◆ **TASK**:
State only how many lines contain the string "page".

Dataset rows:
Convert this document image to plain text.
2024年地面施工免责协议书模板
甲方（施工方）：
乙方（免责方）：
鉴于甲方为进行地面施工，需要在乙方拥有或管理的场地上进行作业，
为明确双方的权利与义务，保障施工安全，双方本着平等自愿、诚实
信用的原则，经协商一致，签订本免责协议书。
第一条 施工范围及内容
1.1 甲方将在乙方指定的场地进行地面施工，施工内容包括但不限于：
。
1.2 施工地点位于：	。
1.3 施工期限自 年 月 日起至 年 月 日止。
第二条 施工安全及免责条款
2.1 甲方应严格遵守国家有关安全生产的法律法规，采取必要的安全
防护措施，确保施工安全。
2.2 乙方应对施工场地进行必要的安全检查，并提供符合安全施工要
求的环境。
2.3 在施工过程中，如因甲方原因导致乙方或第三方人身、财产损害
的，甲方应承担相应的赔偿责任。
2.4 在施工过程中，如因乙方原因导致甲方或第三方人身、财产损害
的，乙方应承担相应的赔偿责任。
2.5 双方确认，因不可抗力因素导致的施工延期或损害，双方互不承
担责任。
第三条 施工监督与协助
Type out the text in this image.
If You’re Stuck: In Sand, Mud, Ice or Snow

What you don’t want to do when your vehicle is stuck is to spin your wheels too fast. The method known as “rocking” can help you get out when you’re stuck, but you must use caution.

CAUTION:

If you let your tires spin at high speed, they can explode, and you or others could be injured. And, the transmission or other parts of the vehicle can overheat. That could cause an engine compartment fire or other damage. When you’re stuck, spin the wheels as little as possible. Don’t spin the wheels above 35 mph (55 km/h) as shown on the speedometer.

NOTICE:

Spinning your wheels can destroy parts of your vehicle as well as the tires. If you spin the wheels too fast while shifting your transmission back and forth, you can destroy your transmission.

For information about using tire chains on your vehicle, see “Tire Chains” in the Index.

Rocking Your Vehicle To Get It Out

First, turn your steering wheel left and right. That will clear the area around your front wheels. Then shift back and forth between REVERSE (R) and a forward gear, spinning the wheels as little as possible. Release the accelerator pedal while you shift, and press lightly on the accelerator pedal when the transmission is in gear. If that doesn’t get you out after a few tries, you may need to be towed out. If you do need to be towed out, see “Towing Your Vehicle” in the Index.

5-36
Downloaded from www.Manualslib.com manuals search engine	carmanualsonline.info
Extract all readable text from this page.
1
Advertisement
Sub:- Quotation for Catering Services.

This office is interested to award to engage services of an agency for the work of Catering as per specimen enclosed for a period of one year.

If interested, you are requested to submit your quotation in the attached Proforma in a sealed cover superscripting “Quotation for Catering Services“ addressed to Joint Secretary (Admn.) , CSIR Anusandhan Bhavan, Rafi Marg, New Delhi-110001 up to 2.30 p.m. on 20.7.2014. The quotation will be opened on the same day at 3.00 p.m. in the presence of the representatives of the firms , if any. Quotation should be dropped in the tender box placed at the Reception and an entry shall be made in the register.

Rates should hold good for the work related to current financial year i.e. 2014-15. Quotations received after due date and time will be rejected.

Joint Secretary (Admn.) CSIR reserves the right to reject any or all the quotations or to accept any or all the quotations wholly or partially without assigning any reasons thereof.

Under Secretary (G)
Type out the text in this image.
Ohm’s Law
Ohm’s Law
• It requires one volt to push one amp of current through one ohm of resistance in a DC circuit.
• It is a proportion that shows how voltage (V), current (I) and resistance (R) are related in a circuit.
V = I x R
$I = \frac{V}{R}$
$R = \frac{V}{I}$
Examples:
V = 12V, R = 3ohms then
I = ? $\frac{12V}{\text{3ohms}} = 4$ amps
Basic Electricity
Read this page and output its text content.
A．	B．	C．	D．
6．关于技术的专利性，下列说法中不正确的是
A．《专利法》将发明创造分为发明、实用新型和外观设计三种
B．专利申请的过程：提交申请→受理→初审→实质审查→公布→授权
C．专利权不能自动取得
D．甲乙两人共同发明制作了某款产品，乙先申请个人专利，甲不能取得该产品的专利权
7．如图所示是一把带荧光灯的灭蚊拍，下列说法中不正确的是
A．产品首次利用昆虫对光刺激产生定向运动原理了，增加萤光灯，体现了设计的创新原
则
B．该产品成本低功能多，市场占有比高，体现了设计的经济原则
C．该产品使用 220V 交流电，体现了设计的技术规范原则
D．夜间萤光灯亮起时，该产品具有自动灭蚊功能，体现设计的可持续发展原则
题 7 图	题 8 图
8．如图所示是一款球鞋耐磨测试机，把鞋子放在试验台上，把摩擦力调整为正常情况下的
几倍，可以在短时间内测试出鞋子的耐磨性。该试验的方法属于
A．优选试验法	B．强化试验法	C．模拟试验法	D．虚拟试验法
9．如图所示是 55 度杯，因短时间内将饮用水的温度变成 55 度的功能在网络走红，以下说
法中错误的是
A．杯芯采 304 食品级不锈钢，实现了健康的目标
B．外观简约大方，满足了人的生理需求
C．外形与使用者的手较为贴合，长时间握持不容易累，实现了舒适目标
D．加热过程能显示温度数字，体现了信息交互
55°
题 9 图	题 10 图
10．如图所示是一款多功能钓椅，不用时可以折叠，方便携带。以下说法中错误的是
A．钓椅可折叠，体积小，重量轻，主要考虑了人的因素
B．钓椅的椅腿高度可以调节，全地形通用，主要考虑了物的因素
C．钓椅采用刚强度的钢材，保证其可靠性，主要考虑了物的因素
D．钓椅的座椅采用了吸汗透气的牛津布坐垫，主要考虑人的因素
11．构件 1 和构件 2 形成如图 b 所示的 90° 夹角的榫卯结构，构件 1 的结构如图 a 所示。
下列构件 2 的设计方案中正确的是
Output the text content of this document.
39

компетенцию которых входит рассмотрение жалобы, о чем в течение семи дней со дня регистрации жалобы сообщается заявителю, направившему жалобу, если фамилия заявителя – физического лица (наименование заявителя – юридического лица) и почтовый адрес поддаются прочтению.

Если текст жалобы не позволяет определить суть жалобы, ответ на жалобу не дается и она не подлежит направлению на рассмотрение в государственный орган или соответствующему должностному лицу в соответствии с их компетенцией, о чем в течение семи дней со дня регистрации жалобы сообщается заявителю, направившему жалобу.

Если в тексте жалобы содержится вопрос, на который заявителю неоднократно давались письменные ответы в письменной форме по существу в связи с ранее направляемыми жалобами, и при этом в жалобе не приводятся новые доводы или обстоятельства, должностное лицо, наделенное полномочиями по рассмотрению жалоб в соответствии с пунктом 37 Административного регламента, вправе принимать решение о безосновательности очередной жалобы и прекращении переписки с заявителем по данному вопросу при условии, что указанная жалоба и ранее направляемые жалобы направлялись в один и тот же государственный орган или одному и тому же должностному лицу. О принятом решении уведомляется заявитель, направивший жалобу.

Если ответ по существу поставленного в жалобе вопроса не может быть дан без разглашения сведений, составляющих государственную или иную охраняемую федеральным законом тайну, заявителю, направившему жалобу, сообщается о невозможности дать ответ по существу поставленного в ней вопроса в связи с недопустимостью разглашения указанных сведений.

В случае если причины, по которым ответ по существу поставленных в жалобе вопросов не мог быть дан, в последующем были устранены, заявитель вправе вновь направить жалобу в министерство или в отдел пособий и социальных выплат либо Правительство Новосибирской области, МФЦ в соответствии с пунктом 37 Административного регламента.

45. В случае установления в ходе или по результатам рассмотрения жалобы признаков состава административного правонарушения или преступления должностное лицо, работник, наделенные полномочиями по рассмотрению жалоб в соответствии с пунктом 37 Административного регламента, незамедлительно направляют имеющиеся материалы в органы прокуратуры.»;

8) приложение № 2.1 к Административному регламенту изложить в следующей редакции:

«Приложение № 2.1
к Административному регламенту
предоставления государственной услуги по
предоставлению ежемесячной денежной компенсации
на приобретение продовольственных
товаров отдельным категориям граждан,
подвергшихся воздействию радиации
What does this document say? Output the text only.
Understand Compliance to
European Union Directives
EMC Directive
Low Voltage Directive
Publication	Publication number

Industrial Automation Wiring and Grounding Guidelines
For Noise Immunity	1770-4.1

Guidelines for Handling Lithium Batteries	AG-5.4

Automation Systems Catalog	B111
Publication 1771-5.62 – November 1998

◆ **ANSWER FOR THIS EXERCISE**:
2